## Written task
Copy each line that holds "this".

## Record excerpts

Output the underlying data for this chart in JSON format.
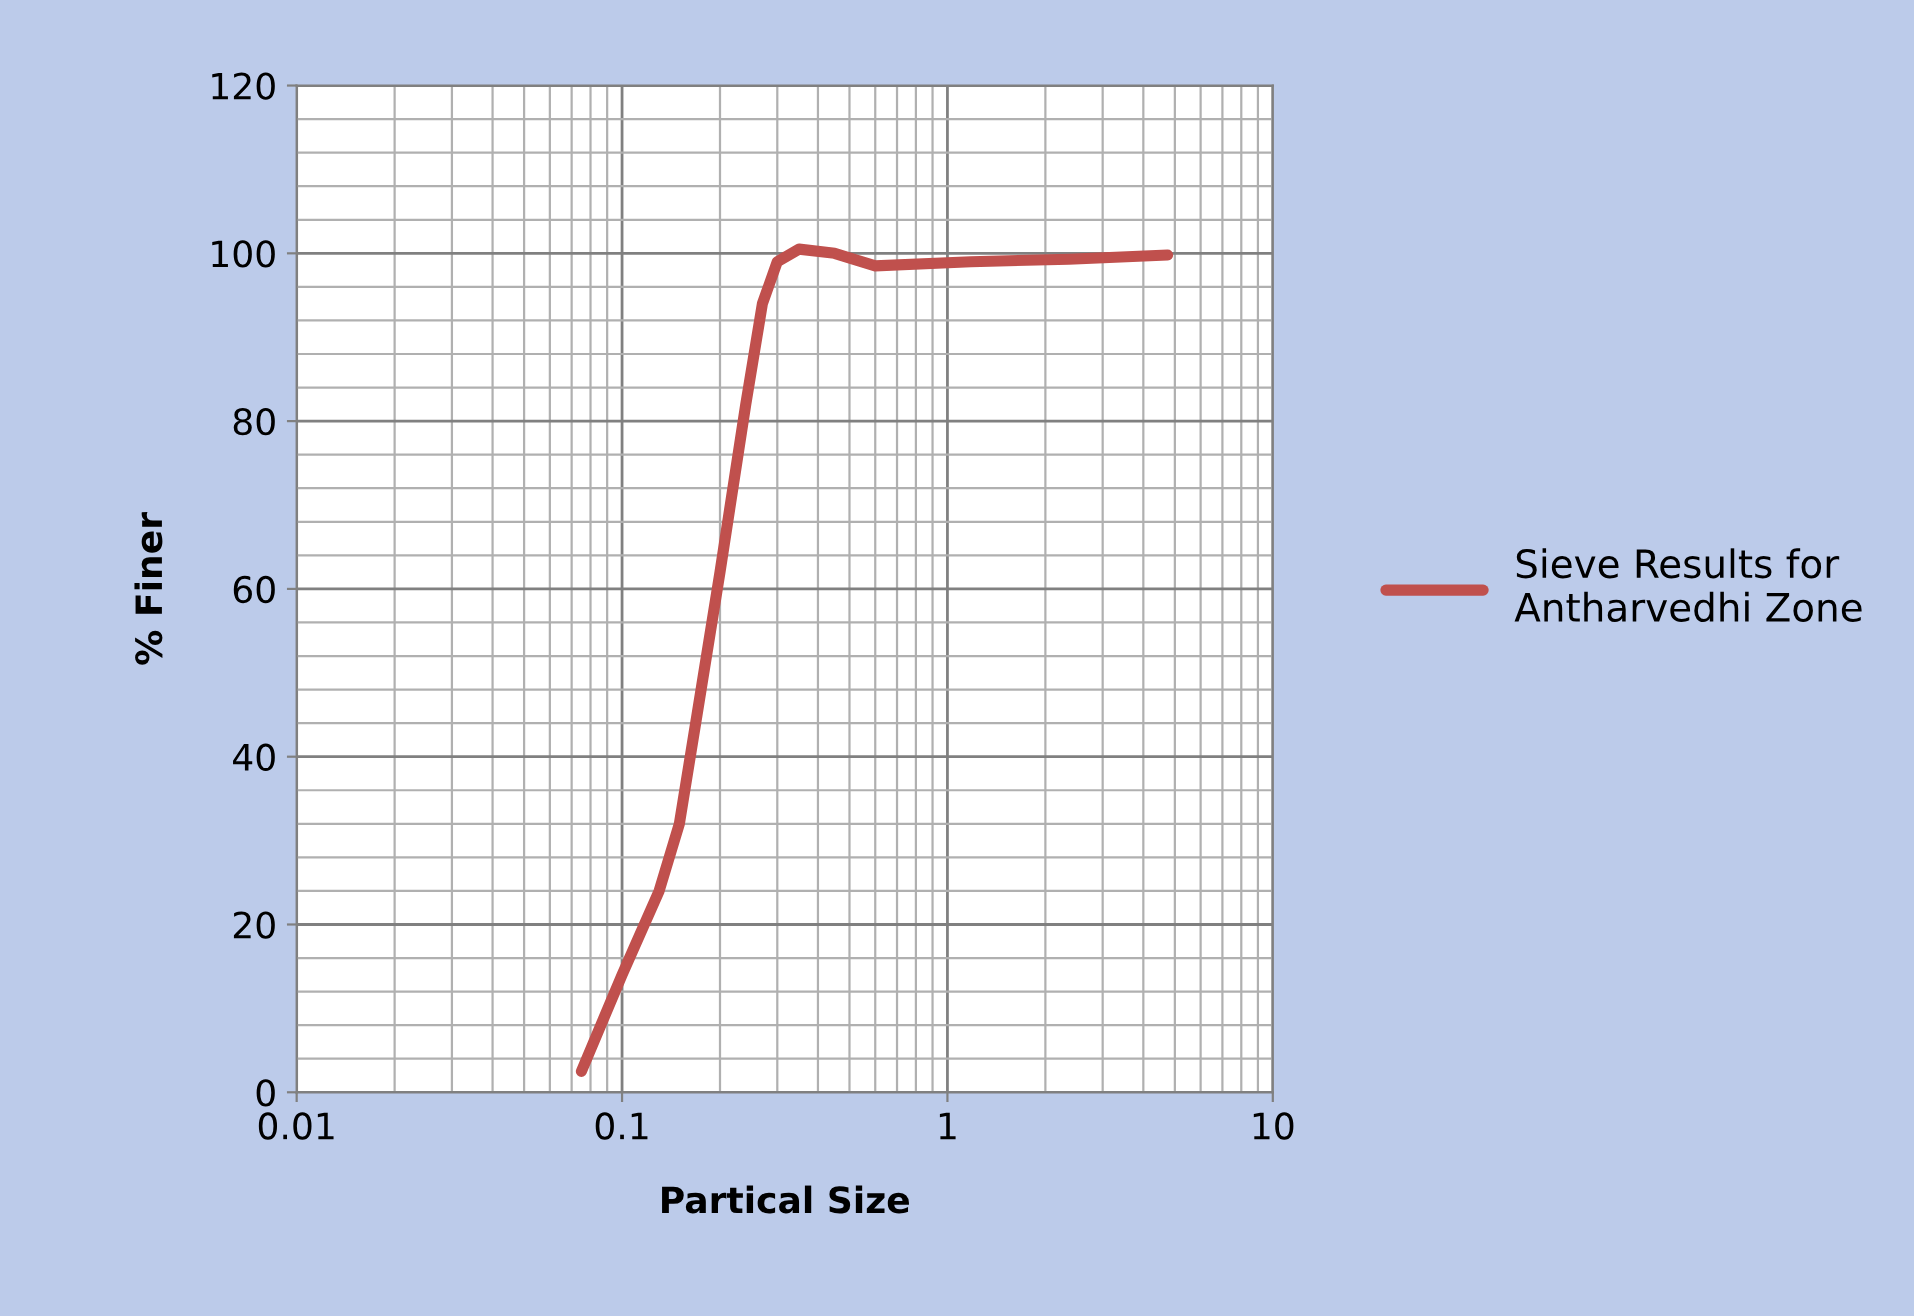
{
  "chart_data": {
    "type": "line",
    "xlabel": "Partical Size",
    "ylabel": "% Finer",
    "log": "x",
    "grid": true,
    "legend": "right",
    "marker": "none",
    "line_style": "solid",
    "xlim": [
      0.01,
      10
    ],
    "xticks": [
      0.01,
      0.1,
      1,
      10
    ],
    "ylim": [
      0,
      120
    ],
    "yticks": [
      0,
      20,
      40,
      60,
      80,
      100,
      120
    ],
    "series": [
      {
        "name": "Sieve Results for Antharvedhi Zone",
        "color": "#c0504d",
        "x": [
          0.075,
          0.1,
          0.13,
          0.15,
          0.17,
          0.2,
          0.24,
          0.27,
          0.3,
          0.35,
          0.45,
          0.6,
          1.18,
          2.36,
          4.75
        ],
        "values": [
          2.5,
          14,
          24,
          32,
          45,
          62,
          82,
          94,
          99,
          100.5,
          100,
          98.5,
          99,
          99.3,
          99.8
        ]
      }
    ]
  }
}
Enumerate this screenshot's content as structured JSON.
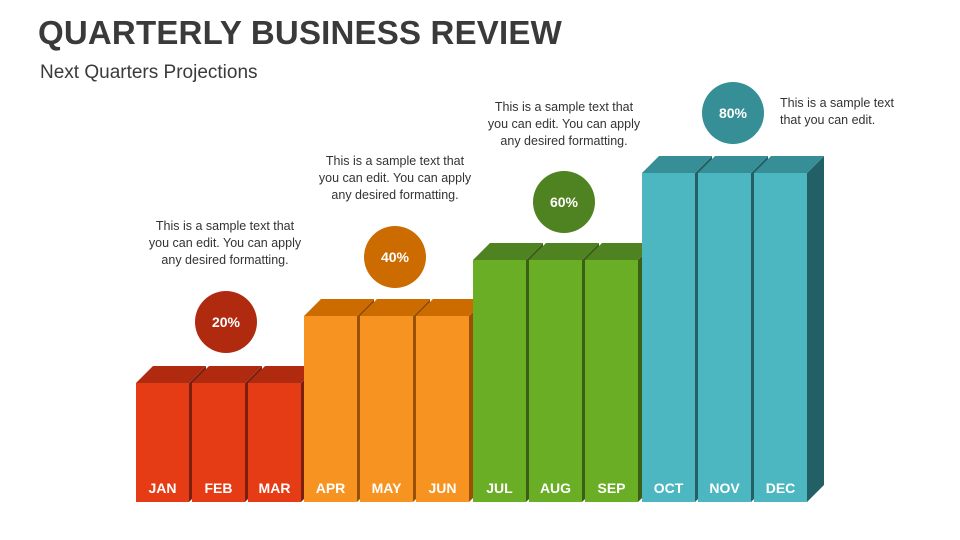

## Result
Output the underlying data for this chart in JSON format.
Enumerate this screenshot's content as structured JSON.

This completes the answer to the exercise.